### REQUIREMENT
From the entries that follow, list every line in which the string "plain" appears.
** start **
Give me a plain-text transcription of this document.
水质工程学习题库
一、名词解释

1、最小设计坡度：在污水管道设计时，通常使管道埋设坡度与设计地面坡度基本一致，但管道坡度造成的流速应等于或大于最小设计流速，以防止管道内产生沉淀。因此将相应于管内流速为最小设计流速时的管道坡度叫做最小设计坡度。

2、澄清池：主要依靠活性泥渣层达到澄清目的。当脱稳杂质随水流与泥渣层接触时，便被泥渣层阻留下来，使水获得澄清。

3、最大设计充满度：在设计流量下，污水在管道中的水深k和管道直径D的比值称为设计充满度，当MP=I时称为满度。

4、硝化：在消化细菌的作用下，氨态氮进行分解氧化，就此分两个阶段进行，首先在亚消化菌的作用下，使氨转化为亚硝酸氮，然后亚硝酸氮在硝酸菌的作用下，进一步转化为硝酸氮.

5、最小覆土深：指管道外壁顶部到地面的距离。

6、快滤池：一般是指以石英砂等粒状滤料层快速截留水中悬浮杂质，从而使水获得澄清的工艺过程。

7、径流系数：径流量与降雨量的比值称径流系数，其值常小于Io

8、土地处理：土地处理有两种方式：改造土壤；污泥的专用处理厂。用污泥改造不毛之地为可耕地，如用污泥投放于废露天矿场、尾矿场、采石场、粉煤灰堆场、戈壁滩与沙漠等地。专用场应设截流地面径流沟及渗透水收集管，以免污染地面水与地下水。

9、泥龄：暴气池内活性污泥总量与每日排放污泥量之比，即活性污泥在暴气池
** end **
** start **
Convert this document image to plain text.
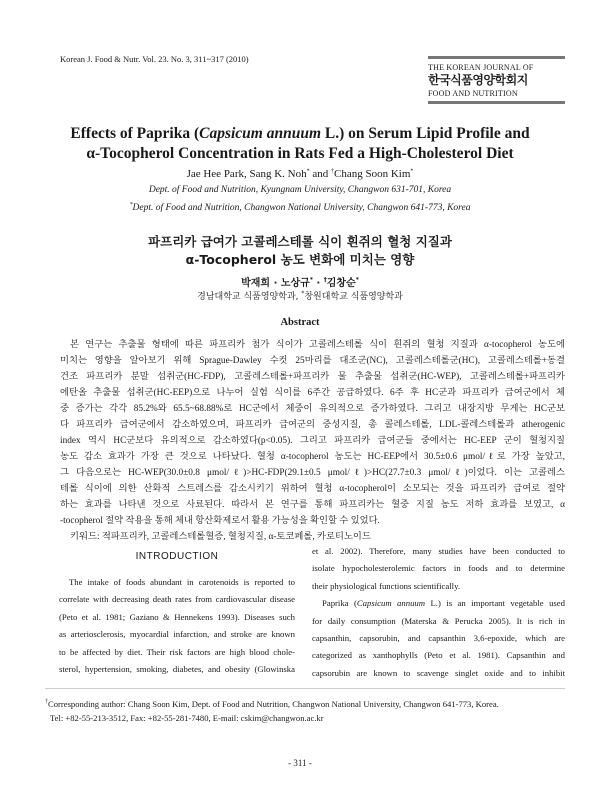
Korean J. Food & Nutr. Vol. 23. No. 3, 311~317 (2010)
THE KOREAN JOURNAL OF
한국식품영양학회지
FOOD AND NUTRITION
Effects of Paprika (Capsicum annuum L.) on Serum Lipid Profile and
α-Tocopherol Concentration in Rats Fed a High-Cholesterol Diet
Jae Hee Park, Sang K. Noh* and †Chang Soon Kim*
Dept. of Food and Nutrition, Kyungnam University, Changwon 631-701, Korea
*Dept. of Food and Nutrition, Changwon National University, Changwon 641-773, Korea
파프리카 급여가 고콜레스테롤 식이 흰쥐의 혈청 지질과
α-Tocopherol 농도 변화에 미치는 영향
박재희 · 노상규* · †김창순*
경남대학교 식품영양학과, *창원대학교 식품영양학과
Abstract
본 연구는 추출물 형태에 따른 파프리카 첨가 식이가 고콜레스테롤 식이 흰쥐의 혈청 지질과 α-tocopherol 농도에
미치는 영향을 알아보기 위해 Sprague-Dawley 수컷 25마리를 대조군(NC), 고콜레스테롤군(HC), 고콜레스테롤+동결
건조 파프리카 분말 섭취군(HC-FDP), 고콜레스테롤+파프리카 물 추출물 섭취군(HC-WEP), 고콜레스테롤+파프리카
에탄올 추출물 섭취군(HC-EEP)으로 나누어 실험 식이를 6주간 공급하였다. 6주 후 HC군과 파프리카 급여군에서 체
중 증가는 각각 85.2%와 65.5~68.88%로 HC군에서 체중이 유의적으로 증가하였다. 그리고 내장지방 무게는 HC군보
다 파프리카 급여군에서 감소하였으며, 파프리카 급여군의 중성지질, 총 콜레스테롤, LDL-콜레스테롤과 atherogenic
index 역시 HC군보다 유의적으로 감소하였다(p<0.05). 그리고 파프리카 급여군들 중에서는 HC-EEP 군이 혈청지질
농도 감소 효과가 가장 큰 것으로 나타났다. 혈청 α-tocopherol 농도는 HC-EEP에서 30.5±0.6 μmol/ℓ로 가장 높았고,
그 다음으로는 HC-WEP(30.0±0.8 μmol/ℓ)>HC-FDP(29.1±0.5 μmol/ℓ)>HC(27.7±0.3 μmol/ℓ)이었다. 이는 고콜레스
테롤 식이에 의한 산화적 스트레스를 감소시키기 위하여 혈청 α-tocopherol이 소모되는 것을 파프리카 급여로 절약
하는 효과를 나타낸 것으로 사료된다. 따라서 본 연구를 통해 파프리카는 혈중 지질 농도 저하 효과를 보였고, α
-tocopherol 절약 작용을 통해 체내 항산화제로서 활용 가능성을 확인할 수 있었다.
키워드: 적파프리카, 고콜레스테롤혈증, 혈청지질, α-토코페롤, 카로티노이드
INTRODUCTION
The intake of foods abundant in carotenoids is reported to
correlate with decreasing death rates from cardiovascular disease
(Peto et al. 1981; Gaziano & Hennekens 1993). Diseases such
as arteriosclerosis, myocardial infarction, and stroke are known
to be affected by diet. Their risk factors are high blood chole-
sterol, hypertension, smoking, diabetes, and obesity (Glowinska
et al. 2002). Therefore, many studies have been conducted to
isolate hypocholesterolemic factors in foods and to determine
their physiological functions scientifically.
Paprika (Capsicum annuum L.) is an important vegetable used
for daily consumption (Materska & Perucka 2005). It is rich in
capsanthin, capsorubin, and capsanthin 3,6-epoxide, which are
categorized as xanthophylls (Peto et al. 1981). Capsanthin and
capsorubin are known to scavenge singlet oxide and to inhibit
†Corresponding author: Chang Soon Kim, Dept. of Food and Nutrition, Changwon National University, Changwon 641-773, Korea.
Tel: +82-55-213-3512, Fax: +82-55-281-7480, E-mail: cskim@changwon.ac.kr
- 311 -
** end **
### RESPONSE BELOW
Give me a plain-text transcription of this document.
Convert this document image to plain text.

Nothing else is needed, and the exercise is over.